──────── Task input ────────

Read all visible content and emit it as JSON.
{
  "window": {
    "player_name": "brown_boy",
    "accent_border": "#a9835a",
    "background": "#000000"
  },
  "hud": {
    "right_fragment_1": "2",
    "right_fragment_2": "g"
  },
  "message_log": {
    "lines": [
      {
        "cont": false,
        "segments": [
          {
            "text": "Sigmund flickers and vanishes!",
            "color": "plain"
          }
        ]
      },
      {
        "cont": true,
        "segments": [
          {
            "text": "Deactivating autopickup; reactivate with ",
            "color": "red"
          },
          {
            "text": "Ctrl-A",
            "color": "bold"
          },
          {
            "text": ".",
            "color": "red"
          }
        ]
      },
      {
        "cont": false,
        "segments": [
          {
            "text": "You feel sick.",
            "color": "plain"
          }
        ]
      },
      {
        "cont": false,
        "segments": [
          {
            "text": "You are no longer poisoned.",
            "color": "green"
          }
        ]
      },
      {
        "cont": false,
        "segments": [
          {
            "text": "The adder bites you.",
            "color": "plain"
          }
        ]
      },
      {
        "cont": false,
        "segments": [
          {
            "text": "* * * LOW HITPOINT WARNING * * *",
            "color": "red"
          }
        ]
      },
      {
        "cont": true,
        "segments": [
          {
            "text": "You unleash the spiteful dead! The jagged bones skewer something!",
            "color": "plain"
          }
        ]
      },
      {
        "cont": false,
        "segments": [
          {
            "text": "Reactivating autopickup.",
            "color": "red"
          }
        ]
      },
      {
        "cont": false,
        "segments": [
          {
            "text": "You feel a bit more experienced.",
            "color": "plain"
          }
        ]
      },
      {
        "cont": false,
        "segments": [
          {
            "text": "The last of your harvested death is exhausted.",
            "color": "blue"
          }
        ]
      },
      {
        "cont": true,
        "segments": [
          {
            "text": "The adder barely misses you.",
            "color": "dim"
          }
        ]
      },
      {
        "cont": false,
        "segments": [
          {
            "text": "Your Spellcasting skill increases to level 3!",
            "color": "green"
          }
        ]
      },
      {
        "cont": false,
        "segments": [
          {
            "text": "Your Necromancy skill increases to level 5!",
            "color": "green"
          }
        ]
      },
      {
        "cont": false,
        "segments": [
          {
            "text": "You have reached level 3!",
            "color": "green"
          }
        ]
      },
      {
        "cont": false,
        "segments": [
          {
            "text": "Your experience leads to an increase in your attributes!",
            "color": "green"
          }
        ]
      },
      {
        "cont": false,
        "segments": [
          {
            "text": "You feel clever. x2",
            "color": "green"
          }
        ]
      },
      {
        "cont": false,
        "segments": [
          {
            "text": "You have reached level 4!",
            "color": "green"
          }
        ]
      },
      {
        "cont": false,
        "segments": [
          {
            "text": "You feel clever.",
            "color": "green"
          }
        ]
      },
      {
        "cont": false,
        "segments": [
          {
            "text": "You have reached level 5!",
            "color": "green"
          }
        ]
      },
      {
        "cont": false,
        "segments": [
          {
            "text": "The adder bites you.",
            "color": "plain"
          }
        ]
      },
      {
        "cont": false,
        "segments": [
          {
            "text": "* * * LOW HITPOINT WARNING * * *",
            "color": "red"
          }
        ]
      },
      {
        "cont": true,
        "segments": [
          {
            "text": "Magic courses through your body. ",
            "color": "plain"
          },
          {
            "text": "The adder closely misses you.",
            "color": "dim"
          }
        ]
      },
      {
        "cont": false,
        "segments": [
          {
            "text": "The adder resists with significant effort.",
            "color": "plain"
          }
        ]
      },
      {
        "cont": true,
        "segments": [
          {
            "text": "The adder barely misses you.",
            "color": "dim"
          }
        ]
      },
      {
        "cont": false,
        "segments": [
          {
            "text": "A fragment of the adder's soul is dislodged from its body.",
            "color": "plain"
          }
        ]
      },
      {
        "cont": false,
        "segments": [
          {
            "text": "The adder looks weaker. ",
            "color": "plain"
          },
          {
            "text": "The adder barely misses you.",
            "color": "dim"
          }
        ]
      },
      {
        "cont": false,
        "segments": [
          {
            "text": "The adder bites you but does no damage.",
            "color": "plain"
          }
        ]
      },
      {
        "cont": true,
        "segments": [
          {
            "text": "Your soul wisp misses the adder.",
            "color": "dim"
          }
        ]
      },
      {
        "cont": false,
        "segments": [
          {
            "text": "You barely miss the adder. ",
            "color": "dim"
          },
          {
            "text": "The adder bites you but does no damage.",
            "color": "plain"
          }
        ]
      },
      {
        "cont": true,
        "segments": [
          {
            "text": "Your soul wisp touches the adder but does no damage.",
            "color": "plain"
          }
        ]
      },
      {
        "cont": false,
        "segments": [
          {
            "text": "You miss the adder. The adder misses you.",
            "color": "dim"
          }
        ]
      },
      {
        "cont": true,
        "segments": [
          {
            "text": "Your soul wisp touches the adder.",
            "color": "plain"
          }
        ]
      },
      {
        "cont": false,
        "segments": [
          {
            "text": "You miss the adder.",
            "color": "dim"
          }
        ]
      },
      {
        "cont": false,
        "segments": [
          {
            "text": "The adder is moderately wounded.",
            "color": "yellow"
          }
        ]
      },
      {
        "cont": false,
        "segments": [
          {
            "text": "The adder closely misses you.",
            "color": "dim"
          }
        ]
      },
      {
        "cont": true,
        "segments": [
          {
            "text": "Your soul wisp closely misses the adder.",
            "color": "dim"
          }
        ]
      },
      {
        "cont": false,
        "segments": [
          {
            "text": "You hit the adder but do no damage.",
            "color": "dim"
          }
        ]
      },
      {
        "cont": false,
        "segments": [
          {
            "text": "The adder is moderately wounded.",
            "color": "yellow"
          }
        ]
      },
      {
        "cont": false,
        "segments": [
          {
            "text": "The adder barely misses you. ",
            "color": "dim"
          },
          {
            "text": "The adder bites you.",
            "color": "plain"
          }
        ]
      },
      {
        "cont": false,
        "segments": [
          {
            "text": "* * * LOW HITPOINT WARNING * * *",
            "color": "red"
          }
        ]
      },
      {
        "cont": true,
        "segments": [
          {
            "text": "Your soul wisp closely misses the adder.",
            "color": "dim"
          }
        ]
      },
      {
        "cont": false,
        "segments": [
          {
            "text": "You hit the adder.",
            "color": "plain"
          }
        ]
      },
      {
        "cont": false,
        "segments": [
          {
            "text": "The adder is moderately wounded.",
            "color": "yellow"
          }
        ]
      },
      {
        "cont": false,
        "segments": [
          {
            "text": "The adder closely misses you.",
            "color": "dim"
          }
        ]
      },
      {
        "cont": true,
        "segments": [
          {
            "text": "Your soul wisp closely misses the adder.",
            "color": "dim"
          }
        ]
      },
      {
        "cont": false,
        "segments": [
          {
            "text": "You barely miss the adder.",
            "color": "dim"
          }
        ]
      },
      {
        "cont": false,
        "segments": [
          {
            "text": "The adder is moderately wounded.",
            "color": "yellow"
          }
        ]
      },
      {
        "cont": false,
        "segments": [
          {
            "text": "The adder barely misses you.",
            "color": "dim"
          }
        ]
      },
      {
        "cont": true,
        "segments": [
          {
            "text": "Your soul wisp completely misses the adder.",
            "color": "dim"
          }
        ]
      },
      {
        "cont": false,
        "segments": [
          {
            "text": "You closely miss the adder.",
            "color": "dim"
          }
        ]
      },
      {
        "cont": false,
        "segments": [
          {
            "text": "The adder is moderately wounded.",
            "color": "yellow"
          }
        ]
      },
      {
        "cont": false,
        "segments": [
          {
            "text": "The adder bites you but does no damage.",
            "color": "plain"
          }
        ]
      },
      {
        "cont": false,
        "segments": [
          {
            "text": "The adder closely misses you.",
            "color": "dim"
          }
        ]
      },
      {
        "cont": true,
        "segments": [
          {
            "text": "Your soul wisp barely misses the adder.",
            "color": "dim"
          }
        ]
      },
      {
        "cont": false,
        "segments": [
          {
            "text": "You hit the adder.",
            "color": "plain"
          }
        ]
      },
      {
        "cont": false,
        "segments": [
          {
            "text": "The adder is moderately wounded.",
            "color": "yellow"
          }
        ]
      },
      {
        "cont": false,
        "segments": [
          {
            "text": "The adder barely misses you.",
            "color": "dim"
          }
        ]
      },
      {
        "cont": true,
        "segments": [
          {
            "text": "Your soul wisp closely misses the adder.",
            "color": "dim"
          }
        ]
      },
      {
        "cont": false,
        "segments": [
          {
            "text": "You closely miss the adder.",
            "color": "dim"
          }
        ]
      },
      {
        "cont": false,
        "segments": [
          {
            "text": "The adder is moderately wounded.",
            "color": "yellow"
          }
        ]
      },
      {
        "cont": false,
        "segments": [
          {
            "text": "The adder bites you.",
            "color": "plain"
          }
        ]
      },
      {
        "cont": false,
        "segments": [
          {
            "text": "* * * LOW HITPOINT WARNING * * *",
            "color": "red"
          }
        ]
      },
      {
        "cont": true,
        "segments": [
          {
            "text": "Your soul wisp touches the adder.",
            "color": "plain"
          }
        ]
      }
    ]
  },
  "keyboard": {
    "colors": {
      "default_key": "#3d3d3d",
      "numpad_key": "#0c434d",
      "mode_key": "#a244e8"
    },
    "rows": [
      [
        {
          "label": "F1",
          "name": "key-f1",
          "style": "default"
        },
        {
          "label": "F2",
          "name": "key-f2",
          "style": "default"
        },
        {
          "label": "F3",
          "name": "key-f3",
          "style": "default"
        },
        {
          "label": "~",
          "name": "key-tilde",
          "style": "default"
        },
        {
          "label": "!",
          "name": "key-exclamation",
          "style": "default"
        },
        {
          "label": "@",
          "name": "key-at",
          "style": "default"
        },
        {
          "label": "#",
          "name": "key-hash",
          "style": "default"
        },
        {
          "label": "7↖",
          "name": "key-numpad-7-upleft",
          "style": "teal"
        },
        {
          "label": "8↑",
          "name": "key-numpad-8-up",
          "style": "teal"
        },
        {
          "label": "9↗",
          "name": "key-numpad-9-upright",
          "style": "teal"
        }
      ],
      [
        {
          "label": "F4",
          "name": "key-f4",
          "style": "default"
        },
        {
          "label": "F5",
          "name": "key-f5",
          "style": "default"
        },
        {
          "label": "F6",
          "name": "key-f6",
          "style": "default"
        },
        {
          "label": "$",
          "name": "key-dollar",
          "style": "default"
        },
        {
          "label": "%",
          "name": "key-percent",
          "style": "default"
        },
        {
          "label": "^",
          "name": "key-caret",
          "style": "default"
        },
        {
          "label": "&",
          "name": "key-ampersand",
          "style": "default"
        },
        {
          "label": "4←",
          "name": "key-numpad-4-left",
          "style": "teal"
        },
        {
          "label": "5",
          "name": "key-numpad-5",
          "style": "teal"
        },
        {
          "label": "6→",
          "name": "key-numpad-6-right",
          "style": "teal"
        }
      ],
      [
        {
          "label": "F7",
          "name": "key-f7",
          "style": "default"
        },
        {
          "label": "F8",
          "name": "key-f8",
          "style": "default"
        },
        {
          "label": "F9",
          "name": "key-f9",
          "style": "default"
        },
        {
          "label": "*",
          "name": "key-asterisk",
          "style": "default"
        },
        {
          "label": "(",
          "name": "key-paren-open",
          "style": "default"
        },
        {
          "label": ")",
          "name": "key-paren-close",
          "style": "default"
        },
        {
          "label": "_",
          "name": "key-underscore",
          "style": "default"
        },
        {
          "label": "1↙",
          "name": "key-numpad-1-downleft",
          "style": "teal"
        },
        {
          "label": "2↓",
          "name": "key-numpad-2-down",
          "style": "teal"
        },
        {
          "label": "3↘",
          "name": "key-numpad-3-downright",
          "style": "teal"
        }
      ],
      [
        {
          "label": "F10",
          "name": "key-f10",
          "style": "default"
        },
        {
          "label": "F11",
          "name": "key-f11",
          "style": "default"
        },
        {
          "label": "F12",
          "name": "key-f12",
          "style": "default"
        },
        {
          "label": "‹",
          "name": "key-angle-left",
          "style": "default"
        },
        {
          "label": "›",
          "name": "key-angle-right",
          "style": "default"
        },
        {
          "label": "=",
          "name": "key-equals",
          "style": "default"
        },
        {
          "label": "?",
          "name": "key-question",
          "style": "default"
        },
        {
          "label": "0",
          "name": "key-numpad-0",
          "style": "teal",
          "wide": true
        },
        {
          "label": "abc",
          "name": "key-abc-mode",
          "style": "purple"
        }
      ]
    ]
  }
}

────────

### [Exercise instructions]
Which lines hold the word "level"? Copy every one of them.

### [Task response]
            "text": "Your Spellcasting skill increases to level 3!",
            "text": "Your Necromancy skill increases to level 5!",
            "text": "You have reached level 3!",
            "text": "You have reached level 4!",
            "text": "You have reached level 5!",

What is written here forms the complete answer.